- **STATED EXERCISE**
Reproduce the lines of the data below verbatim, beginning with the line that contains "option-c-cont: 战斗紧张剧烈。: [139, 905, 245, 923]" and continuing through the line that contains "933, 632, 951]", with both of those lines included.
* BEGIN DATA FOR THIS TASK *
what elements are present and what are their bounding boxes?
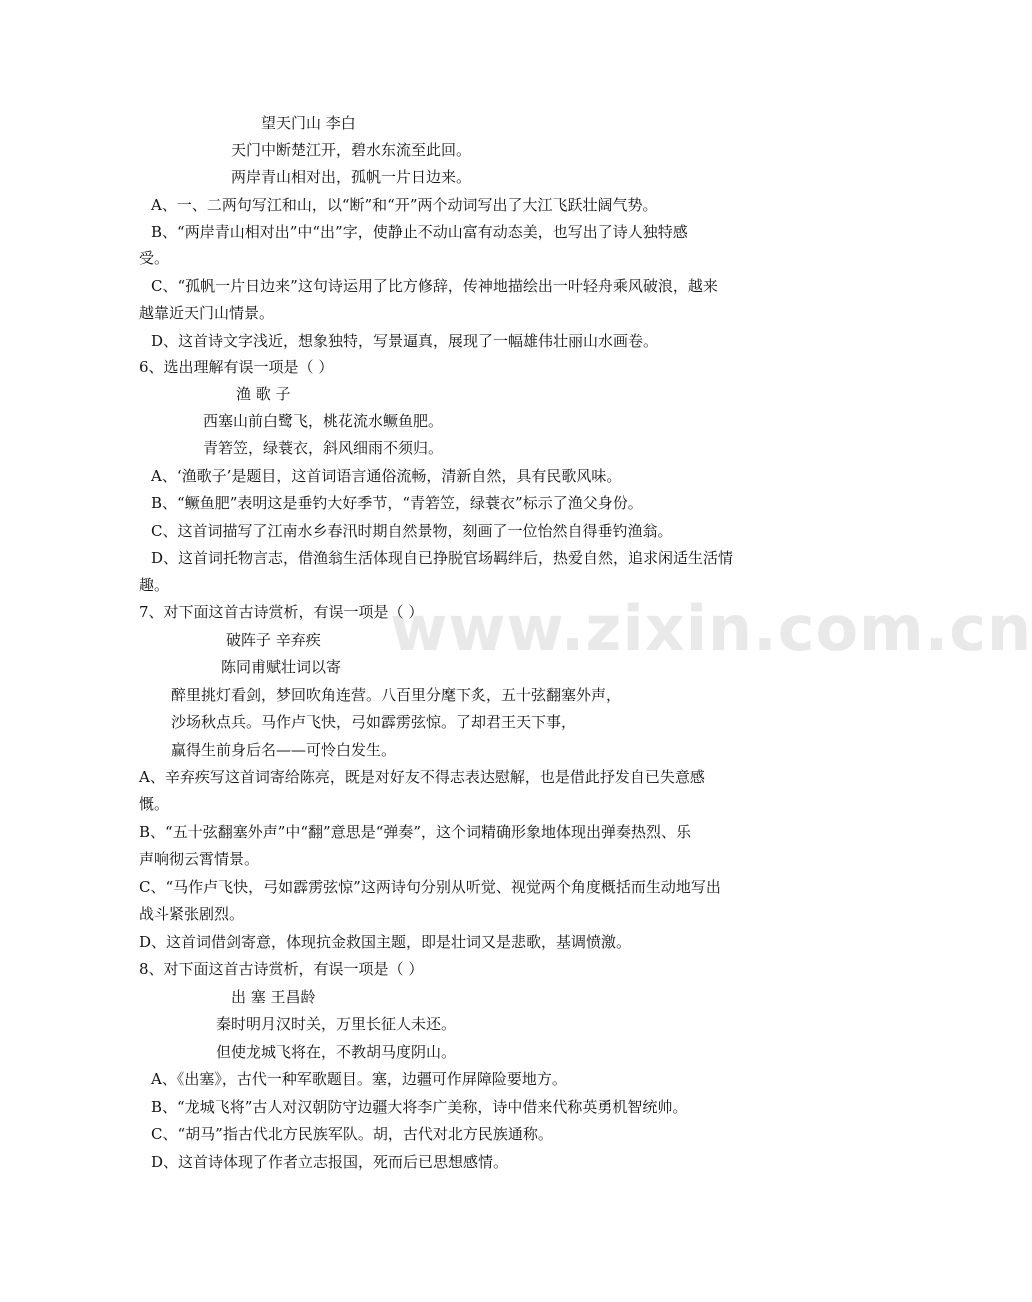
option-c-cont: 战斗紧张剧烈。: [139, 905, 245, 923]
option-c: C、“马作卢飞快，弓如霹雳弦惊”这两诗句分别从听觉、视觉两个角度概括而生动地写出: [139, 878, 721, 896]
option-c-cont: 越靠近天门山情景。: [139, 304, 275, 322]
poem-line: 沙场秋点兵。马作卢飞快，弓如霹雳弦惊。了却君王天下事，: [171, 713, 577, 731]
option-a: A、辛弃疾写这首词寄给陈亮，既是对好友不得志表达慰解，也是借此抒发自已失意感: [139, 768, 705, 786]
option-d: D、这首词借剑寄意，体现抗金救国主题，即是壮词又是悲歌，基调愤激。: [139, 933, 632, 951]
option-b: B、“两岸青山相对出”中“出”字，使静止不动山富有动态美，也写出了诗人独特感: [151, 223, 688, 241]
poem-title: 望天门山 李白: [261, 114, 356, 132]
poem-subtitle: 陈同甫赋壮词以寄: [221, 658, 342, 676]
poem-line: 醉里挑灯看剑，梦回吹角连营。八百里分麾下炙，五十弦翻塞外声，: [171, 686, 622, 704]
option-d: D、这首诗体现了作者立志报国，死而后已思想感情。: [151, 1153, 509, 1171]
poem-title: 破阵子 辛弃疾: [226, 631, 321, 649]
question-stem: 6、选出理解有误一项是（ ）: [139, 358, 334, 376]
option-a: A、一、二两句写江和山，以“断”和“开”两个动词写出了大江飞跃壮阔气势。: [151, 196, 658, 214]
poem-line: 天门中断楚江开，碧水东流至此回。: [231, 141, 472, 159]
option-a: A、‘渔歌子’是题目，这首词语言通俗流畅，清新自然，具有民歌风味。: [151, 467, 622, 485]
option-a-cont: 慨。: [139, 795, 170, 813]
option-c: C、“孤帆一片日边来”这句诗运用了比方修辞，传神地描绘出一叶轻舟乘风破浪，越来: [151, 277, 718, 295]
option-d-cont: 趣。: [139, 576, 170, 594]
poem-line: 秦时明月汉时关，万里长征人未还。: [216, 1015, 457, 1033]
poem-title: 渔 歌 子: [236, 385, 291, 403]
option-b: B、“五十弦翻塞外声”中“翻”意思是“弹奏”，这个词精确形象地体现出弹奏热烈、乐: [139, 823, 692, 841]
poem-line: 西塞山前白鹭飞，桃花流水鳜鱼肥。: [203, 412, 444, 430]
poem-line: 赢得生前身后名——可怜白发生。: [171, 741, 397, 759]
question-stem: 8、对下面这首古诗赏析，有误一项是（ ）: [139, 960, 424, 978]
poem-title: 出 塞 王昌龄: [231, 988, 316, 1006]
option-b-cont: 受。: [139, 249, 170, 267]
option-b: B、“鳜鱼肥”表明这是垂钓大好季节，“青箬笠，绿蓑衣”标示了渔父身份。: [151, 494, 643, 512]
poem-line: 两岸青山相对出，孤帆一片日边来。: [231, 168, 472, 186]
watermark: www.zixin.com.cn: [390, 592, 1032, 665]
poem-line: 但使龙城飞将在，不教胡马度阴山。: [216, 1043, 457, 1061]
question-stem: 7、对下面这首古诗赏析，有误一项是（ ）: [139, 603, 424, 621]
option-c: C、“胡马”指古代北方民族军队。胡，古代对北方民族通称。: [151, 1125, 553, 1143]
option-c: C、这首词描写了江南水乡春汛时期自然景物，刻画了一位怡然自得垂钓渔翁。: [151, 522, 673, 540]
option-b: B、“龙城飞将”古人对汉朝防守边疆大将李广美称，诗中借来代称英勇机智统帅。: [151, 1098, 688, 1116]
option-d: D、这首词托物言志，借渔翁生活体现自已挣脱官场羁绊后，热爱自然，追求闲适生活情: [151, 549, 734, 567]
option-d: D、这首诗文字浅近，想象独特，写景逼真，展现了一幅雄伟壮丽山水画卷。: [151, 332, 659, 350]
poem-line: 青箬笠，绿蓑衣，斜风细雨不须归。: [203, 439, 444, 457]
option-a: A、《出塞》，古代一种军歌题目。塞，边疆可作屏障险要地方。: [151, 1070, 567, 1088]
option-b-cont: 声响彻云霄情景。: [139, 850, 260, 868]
* END DATA FOR THIS TASK *
- **RESULT OF THE EXERCISE**
option-c-cont: 战斗紧张剧烈。: [139, 905, 245, 923]
option-c: C、“马作卢飞快，弓如霹雳弦惊”这两诗句分别从听觉、视觉两个角度概括而生动地写出: [139, 878, 721, 896]
option-c-cont: 越靠近天门山情景。: [139, 304, 275, 322]
poem-line: 沙场秋点兵。马作卢飞快，弓如霹雳弦惊。了却君王天下事，: [171, 713, 577, 731]
option-a: A、辛弃疾写这首词寄给陈亮，既是对好友不得志表达慰解，也是借此抒发自已失意感: [139, 768, 705, 786]
option-d: D、这首词借剑寄意，体现抗金救国主题，即是壮词又是悲歌，基调愤激。: [139, 933, 632, 951]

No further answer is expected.